### Exercise instructions
Search the data for the string "selected" and gather each line it is in.

Excerpt from a dataset:
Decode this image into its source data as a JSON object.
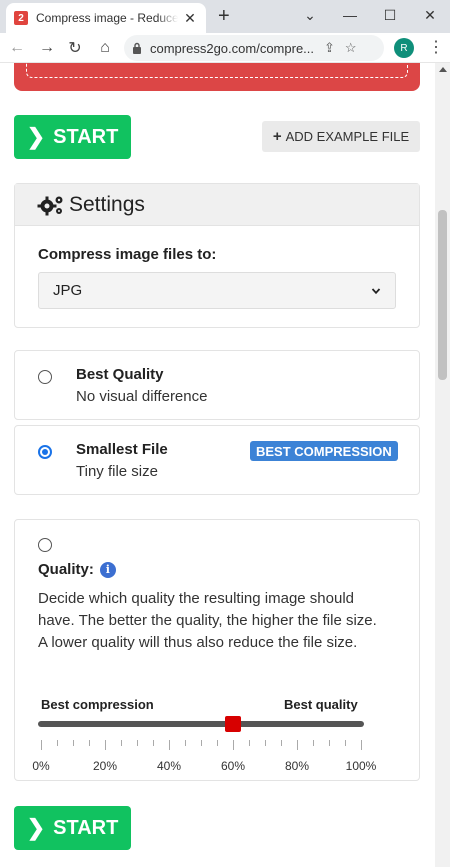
{
  "browser": {
    "tab_title": "Compress image - Reduce image",
    "favicon_text": "2",
    "url": "compress2go.com/compre...",
    "avatar_initial": "R"
  },
  "page": {
    "start_label": "START",
    "add_example_label": "ADD EXAMPLE FILE",
    "settings": {
      "title": "Settings",
      "compress_label": "Compress image files to:",
      "format_value": "JPG"
    },
    "options": [
      {
        "title": "Best Quality",
        "desc": "No visual difference",
        "selected": false
      },
      {
        "title": "Smallest File",
        "desc": "Tiny file size",
        "selected": true,
        "badge": "BEST COMPRESSION"
      }
    ],
    "quality": {
      "label": "Quality:",
      "description": "Decide which quality the resulting image should have. The better the quality, the higher the file size. A lower quality will thus also reduce the file size.",
      "left_label": "Best compression",
      "right_label": "Best quality",
      "value_percent": 60,
      "tick_labels": [
        "0%",
        "20%",
        "40%",
        "60%",
        "80%",
        "100%"
      ],
      "selected": false
    }
  },
  "colors": {
    "accent_green": "#11c260",
    "danger_red": "#dc4646",
    "badge_blue": "#3c83d6",
    "slider_handle": "#d70000"
  }
}
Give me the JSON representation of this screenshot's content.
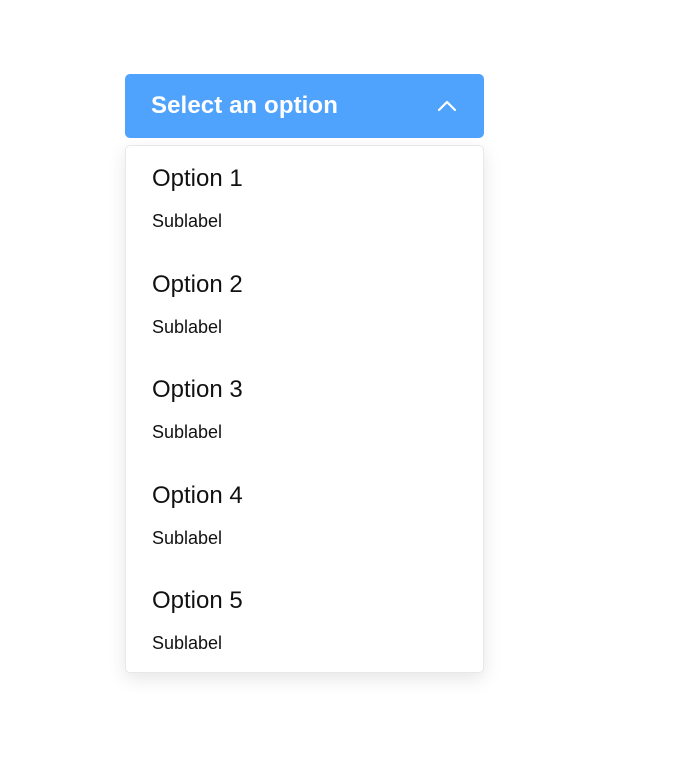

### Problem solution
        "selected": false
        "selected": true,
      "selected": false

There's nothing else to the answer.